As at the Certificate Date, the Company is duly incorporated and existing under the laws of the Cayman Islands in good standing (meaning solely that it has not failed to make any filing with any Cayman Islands government authority or to pay any Cayman Islands government fee which would make it liable to be struck off by the Registrar of Companies and thereby cease to exist under the laws of the Cayman Islands).

2.
The issue of the Initial Ordinary Shares has been duly authorised and, when the Initial Ordinary Shares have been issued, delivered and paid for in the manner described in the Prospectus and Registration Statement, the Initial Ordinary Shares will be validly issued, fully paid and non-assessable (meaning that no further sums are payable to the Company with respect to the holding of such Initial Ordinary Shares).

3.

========================

* [Task statement]
Reproduce word for word the part of the Cayman Islands legal opinion that begins with the words containing "The issue of" and ends with "Initial Ordinary Shares).".

========================

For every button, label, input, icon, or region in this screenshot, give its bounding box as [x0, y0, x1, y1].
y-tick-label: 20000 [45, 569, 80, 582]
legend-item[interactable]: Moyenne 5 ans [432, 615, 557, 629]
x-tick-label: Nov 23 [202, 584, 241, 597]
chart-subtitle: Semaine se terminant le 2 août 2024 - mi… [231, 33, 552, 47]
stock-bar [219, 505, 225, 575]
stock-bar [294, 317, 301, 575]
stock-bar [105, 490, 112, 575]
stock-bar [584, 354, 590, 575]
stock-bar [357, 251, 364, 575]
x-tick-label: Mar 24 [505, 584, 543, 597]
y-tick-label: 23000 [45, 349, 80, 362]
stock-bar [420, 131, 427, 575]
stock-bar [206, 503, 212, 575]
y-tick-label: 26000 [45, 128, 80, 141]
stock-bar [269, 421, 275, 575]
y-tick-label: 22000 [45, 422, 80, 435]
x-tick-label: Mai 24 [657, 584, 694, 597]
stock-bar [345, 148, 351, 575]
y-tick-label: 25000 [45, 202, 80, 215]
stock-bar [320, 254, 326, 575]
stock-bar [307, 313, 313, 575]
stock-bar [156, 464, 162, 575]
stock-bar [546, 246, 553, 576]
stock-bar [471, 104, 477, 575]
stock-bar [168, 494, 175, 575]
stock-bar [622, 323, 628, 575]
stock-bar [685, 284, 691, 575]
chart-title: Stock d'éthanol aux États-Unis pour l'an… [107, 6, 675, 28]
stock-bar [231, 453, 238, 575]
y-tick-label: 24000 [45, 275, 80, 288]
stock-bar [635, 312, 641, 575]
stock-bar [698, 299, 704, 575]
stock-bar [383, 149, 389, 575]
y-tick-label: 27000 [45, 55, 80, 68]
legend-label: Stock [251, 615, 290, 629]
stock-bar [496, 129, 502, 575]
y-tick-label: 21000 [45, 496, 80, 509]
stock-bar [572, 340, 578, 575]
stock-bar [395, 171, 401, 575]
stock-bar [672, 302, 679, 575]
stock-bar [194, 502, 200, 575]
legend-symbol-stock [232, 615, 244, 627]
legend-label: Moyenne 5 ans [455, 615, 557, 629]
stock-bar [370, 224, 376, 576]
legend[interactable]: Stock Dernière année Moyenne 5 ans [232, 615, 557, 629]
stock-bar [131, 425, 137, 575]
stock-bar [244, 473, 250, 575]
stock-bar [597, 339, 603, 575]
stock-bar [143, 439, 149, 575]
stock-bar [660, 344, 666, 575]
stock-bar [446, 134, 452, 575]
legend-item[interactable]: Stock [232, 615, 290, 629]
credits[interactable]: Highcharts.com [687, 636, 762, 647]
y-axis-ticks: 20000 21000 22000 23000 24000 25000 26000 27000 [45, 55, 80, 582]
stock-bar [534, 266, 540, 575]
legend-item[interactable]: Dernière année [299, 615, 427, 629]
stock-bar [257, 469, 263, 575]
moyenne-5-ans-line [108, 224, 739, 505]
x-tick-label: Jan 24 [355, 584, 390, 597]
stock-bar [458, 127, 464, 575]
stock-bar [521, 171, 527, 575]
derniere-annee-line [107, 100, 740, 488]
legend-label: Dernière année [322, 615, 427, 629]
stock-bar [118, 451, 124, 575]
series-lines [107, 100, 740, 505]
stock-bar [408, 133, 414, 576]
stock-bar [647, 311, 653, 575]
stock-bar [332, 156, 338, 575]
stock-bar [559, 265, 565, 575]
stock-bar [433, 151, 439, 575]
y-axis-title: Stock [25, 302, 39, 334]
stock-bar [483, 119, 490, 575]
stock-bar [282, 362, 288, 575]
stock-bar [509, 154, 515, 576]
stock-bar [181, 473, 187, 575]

========================

* [Solution]
The issue of the Initial Ordinary Shares has been duly authorised and, when the Initial Ordinary Shares have been issued, delivered and paid for in the manner described in the Prospectus and Registration Statement, the Initial Ordinary Shares will be validly issued, fully paid and non-assessable (meaning that no further sums are payable to the Company with respect to the holding of such Initial Ordinary Shares).